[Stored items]
━━━━━━━━━━
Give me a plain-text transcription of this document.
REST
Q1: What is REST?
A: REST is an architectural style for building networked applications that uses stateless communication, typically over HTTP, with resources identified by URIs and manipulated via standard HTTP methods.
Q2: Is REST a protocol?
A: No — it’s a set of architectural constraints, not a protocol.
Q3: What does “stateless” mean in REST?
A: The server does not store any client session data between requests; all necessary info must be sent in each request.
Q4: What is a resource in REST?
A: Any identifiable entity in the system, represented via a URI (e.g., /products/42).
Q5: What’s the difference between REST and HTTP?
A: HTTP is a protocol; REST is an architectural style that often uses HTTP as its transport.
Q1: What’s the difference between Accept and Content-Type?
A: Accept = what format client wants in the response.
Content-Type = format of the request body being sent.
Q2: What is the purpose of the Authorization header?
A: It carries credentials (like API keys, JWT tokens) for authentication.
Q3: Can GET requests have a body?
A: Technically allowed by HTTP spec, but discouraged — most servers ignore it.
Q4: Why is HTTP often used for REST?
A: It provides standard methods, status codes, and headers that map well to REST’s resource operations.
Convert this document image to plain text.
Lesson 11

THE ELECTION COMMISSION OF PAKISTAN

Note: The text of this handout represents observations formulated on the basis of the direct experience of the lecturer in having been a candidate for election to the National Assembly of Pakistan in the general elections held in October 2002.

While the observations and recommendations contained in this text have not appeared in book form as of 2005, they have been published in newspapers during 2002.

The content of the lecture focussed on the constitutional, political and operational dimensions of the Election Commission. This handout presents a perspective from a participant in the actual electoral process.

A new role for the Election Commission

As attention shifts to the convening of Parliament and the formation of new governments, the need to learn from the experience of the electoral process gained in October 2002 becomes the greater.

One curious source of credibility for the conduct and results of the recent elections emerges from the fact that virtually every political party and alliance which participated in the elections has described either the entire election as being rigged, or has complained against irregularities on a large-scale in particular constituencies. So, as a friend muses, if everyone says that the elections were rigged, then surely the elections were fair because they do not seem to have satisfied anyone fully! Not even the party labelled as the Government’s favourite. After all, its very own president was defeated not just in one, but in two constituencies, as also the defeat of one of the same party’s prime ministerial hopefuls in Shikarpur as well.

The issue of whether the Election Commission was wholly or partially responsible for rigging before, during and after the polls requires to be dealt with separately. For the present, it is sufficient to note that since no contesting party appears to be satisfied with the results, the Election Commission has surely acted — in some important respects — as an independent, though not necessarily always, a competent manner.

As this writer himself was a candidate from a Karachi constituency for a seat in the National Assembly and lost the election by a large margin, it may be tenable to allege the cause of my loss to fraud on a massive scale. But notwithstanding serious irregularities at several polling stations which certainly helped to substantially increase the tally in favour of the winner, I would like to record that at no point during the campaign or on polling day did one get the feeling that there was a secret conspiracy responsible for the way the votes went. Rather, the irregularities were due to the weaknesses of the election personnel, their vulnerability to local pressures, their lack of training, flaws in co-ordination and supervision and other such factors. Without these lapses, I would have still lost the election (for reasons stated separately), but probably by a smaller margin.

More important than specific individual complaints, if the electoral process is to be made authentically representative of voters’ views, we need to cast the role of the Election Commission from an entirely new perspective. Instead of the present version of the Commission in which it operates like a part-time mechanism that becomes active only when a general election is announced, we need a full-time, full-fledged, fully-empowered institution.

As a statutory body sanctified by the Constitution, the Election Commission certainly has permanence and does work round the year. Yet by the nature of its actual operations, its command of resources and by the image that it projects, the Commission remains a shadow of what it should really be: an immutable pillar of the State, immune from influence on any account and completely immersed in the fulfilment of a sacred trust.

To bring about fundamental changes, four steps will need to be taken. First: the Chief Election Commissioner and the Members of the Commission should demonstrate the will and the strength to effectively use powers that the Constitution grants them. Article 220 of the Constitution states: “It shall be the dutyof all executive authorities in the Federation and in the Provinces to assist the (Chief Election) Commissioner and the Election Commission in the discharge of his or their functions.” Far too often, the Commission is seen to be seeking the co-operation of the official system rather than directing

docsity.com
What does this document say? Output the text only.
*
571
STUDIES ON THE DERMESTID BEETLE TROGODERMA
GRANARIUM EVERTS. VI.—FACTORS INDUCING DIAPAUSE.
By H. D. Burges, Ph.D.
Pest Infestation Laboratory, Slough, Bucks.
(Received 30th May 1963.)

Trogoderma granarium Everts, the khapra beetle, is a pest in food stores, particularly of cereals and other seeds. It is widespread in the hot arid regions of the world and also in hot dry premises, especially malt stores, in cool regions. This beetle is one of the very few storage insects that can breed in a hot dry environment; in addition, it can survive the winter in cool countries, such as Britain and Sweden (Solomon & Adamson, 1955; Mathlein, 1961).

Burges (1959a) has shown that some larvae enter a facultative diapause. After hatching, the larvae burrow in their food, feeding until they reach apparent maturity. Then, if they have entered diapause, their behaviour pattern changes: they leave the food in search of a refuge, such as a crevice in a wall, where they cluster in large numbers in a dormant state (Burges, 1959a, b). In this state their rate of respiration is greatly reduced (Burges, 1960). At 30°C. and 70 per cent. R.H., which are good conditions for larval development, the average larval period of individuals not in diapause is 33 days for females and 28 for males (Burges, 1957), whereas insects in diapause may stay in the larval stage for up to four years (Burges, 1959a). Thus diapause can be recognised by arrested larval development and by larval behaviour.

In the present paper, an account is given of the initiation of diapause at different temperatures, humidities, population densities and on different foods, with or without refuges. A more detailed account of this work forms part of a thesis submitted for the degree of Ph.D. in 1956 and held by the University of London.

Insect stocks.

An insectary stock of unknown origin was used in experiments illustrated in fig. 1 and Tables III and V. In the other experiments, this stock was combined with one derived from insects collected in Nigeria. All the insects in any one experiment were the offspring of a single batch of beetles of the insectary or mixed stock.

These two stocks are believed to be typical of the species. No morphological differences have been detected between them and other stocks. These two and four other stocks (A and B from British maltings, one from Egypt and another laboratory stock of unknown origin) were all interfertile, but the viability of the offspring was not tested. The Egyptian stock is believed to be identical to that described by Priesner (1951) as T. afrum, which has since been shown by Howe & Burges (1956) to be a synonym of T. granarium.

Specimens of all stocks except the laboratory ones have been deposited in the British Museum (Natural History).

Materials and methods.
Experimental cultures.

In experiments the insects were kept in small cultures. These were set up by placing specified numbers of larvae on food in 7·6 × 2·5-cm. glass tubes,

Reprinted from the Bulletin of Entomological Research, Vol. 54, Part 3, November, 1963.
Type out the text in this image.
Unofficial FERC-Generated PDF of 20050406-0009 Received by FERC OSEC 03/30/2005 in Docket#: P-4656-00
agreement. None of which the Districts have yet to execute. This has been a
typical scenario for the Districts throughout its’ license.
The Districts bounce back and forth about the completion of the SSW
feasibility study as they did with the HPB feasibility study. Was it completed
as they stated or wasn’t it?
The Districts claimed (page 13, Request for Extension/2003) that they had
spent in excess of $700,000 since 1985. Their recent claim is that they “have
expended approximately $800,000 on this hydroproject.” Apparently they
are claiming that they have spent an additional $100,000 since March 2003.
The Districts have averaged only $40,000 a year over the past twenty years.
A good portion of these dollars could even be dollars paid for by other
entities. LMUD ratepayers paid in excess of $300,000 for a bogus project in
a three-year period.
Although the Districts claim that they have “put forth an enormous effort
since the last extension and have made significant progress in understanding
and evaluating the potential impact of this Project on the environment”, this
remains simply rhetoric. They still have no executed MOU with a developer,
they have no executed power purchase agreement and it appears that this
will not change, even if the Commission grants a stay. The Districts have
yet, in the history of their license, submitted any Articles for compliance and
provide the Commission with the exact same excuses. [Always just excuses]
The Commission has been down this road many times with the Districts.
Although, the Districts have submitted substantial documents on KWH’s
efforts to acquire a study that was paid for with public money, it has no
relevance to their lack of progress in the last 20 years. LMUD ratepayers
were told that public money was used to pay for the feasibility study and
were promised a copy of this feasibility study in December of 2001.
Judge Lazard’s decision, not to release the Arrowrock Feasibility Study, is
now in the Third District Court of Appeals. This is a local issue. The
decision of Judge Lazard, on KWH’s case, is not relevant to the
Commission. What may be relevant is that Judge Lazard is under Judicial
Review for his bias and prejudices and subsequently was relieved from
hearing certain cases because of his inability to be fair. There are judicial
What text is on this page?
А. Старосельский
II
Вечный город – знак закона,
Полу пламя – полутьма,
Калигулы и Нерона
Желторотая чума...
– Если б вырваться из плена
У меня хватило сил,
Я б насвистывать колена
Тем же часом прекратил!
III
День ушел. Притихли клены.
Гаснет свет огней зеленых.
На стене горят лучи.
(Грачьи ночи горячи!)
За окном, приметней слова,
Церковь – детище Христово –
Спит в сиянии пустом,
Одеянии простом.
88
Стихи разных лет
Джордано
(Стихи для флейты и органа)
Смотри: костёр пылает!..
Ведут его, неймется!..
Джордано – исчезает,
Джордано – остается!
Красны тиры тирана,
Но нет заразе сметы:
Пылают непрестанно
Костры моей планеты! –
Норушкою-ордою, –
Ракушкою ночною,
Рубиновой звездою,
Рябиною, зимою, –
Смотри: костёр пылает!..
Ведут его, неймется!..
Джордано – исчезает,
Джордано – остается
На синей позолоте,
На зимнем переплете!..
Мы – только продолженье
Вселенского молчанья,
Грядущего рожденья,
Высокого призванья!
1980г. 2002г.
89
━━━━━━━━━━
Problem statement: Extract all lines from the data in which "methods" is found.

Solution:
A: REST is an architectural style for building networked applications that uses stateless communication, typically over HTTP, with resources identified by URIs and manipulated via standard HTTP methods.
A: It provides standard methods, status codes, and headers that map well to REST’s resource operations.
Materials and methods.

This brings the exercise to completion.